■ Short task: Exact repetition is required: output every record in full.

## start

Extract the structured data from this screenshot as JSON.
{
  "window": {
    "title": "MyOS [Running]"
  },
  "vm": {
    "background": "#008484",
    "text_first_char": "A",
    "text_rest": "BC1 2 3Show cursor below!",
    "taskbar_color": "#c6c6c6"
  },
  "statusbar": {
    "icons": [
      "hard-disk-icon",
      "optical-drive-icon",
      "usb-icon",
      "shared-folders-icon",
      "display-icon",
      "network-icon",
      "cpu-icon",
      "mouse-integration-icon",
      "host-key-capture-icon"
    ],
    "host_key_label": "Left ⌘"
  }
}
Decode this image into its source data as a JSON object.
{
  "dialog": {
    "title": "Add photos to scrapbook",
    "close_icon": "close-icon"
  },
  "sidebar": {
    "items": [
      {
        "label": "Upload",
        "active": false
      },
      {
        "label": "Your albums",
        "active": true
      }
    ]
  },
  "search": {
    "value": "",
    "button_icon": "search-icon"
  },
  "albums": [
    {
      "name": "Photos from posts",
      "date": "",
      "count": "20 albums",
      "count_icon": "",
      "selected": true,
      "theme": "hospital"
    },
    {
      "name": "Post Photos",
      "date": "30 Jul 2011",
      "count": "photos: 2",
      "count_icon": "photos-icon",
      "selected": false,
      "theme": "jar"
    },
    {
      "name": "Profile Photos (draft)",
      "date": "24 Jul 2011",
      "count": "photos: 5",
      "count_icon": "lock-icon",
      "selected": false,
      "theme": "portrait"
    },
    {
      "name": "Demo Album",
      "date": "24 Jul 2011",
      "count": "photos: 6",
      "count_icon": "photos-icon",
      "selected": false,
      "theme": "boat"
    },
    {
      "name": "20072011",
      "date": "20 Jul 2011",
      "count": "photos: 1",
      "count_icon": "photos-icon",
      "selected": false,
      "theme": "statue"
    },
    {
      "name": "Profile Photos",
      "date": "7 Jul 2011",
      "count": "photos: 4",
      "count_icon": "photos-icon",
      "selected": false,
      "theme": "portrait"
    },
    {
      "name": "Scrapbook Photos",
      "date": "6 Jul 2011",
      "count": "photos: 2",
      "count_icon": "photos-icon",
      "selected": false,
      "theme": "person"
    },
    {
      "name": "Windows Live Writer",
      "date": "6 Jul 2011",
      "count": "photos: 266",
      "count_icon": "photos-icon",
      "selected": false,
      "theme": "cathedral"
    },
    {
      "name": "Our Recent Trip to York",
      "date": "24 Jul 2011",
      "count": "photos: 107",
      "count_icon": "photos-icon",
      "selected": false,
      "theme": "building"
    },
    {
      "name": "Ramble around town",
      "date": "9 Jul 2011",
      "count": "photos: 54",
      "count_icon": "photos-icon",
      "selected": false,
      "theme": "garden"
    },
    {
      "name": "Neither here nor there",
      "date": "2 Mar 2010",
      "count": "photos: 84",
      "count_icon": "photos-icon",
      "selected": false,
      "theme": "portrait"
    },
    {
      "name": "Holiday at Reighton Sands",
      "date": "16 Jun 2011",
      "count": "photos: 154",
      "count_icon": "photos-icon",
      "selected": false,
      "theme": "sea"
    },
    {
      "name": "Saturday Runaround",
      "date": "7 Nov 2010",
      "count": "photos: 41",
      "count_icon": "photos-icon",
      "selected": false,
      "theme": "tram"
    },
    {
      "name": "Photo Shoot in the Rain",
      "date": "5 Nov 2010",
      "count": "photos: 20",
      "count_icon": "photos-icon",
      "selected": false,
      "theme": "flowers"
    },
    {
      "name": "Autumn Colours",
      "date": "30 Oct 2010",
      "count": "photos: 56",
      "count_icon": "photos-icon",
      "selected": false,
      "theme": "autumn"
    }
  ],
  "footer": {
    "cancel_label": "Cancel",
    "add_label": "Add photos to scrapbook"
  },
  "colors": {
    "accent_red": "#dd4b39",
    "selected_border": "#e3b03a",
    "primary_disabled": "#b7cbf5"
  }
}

## end

■ Answer to the exercise:
Extract the structured data from this screenshot as JSON.
{
  "window": {
    "title": "MyOS [Running]"
  },
  "vm": {
    "background": "#008484",
    "text_first_char": "A",
    "text_rest": "BC1 2 3Show cursor below!",
    "taskbar_color": "#c6c6c6"
  },
  "statusbar": {
    "icons": [
      "hard-disk-icon",
      "optical-drive-icon",
      "usb-icon",
      "shared-folders-icon",
      "display-icon",
      "network-icon",
      "cpu-icon",
      "mouse-integration-icon",
      "host-key-capture-icon"
    ],
    "host_key_label": "Left ⌘"
  }
}
Decode this image into its source data as a JSON object.
{
  "dialog": {
    "title": "Add photos to scrapbook",
    "close_icon": "close-icon"
  },
  "sidebar": {
    "items": [
      {
        "label": "Upload",
        "active": false
      },
      {
        "label": "Your albums",
        "active": true
      }
    ]
  },
  "search": {
    "value": "",
    "button_icon": "search-icon"
  },
  "albums": [
    {
      "name": "Photos from posts",
      "date": "",
      "count": "20 albums",
      "count_icon": "",
      "selected": true,
      "theme": "hospital"
    },
    {
      "name": "Post Photos",
      "date": "30 Jul 2011",
      "count": "photos: 2",
      "count_icon": "photos-icon",
      "selected": false,
      "theme": "jar"
    },
    {
      "name": "Profile Photos (draft)",
      "date": "24 Jul 2011",
      "count": "photos: 5",
      "count_icon": "lock-icon",
      "selected": false,
      "theme": "portrait"
    },
    {
      "name": "Demo Album",
      "date": "24 Jul 2011",
      "count": "photos: 6",
      "count_icon": "photos-icon",
      "selected": false,
      "theme": "boat"
    },
    {
      "name": "20072011",
      "date": "20 Jul 2011",
      "count": "photos: 1",
      "count_icon": "photos-icon",
      "selected": false,
      "theme": "statue"
    },
    {
      "name": "Profile Photos",
      "date": "7 Jul 2011",
      "count": "photos: 4",
      "count_icon": "photos-icon",
      "selected": false,
      "theme": "portrait"
    },
    {
      "name": "Scrapbook Photos",
      "date": "6 Jul 2011",
      "count": "photos: 2",
      "count_icon": "photos-icon",
      "selected": false,
      "theme": "person"
    },
    {
      "name": "Windows Live Writer",
      "date": "6 Jul 2011",
      "count": "photos: 266",
      "count_icon": "photos-icon",
      "selected": false,
      "theme": "cathedral"
    },
    {
      "name": "Our Recent Trip to York",
      "date": "24 Jul 2011",
      "count": "photos: 107",
      "count_icon": "photos-icon",
      "selected": false,
      "theme": "building"
    },
    {
      "name": "Ramble around town",
      "date": "9 Jul 2011",
      "count": "photos: 54",
      "count_icon": "photos-icon",
      "selected": false,
      "theme": "garden"
    },
    {
      "name": "Neither here nor there",
      "date": "2 Mar 2010",
      "count": "photos: 84",
      "count_icon": "photos-icon",
      "selected": false,
      "theme": "portrait"
    },
    {
      "name": "Holiday at Reighton Sands",
      "date": "16 Jun 2011",
      "count": "photos: 154",
      "count_icon": "photos-icon",
      "selected": false,
      "theme": "sea"
    },
    {
      "name": "Saturday Runaround",
      "date": "7 Nov 2010",
      "count": "photos: 41",
      "count_icon": "photos-icon",
      "selected": false,
      "theme": "tram"
    },
    {
      "name": "Photo Shoot in the Rain",
      "date": "5 Nov 2010",
      "count": "photos: 20",
      "count_icon": "photos-icon",
      "selected": false,
      "theme": "flowers"
    },
    {
      "name": "Autumn Colours",
      "date": "30 Oct 2010",
      "count": "photos: 56",
      "count_icon": "photos-icon",
      "selected": false,
      "theme": "autumn"
    }
  ],
  "footer": {
    "cancel_label": "Cancel",
    "add_label": "Add photos to scrapbook"
  },
  "colors": {
    "accent_red": "#dd4b39",
    "selected_border": "#e3b03a",
    "primary_disabled": "#b7cbf5"
  }
}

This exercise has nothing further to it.